MATERIAL PROVIDED:

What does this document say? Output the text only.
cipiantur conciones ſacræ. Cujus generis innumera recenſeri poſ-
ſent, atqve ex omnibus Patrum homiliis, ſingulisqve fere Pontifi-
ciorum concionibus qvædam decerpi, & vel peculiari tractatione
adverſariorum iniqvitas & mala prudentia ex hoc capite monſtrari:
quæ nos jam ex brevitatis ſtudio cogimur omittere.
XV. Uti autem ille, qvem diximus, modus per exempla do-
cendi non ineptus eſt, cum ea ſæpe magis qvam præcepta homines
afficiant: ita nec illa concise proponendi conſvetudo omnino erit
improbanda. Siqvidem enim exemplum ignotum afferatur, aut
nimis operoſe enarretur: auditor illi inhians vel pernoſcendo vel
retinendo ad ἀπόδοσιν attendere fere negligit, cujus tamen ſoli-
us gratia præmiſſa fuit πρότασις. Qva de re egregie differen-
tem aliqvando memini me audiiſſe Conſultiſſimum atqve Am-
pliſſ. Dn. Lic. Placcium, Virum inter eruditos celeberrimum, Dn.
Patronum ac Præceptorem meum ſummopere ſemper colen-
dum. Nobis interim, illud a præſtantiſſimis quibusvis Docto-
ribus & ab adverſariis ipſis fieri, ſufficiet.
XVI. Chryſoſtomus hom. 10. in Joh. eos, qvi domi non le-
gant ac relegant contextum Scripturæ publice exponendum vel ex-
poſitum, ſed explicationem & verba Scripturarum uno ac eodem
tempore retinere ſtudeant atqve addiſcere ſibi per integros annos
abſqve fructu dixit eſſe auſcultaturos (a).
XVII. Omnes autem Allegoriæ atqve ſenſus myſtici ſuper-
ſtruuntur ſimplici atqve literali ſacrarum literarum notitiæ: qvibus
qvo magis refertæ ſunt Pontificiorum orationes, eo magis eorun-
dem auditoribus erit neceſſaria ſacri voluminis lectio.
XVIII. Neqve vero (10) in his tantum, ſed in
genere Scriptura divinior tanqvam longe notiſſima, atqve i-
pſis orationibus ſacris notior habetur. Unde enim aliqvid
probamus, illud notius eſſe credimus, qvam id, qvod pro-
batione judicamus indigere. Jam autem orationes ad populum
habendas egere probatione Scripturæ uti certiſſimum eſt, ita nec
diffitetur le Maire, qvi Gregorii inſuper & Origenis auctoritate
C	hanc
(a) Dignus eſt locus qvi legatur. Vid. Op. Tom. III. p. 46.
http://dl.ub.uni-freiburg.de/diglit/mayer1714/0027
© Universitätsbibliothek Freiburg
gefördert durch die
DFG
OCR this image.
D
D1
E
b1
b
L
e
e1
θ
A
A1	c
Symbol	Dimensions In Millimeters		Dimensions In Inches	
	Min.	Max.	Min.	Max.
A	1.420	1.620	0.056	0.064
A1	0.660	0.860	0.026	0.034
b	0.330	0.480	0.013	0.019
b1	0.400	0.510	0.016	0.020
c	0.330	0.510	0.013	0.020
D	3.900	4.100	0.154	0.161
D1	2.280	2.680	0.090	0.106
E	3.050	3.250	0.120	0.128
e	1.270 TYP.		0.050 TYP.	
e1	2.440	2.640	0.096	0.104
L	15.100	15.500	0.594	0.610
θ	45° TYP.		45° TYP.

PROBLEM STATEMENT: Collect the complete line wherever the string "orationes" appears in the records.

EXERCISE RESULT:
qvo magis refertæ ſunt Pontificiorum orationes, eo magis eorun-
batione judicamus indigere. Jam autem orationes ad populum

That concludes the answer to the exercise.